▶ _Stated task_:
Rewrite the part of the driver batching notes starting with "This provides a" and going on through "driver e1000_kick_DMA() function.", with "expensive" changed to "costly".

▶ _Source_:
^^^^

All return codes like NETDEV_TX_OK etc still apply.

3.3.3 The LLTX batching method, dev->batch_xmit()
-------------------------------------------------

Heres an example of a batch tx routine that is similar
to the one i added to the older tun driver. Essentially
this is what youd do if you wanted to support LLTX.

----
  static int xxx_net_bxmit(struct net_device *dev)
  {
  ....
  ....
        while (skb_queue_len(dev->blist)) {
	        dequeue from dev->blist
		enqueue onto hardware ring
		if hardware ring full break
        }

	if (hardware ring full) {
		  netif_stop_queue(dev);
		  dev->xmit_win = 1;
	}

       .......
       ..
       .
  }
------

All return codes like NETDEV_TX_OK etc still apply.

3.3.4 The tx complete, dev->hard_end_xmit()
-------------------------------------------------

In this method, if there are any IO operations that apply to a 
set of packets such as kicking DMA, setting of interupt thresholds etc,
leave them to the end and apply them once if you have successfully enqueued. 
This provides a mechanism for saving a lot of cpu cycles since IO
is cycle expensive.
For an example of this look e1000 driver e1000_kick_DMA() function.

3.3.5 setting the dev->xmit_win 
-----------------------------

As mentioned earlier this variable provides hints on how much
data to send from the core to the driver. Here are the obvious ways:
a)on doing a netif_stop, set it to 1. By default all drivers have 
this value set to 1 to emulate old behavior where a driver only
receives one packet at a time.
b)on netif_wake_queue set it to the max available space. You have
to be careful if your hardware does scatter-gather since the core
will pass you scatter-gatherable skbs and so you want to at least
leave enough space for the maximum allowed. Look at the tg3 and
e1000 to see how this is implemented.

The variable is important because it avoids the core sending
any more than what the driver can handle therefore avoiding 
any need to muck with packet scheduling mechanisms.

Appendix 1: History
-------------------
June 11/2007: Initial revision
June 11/2007: Fixed typo on e1000 netif_wake description ..
Aug  08/2007: Added info on VLAN and the skb->cb[] danger ..
Sep  24/2007: Revised and cleaned up

^^^^

▶ _Extracted records_:
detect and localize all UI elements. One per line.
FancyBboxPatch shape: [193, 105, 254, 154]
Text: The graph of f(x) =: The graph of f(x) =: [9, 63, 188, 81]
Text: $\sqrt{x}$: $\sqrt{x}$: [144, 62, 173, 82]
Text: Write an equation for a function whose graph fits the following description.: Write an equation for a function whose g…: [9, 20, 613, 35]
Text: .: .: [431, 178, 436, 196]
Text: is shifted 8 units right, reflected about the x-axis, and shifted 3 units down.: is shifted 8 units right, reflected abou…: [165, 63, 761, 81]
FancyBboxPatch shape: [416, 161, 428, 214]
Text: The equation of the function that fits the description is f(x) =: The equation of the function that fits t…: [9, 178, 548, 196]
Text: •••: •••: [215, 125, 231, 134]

^^^^

▶ _Expected answer_:
This provides a mechanism for saving a lot of cpu cycles since IO
is cycle costly.
For an example of this look e1000 driver e1000_kick_DMA() function.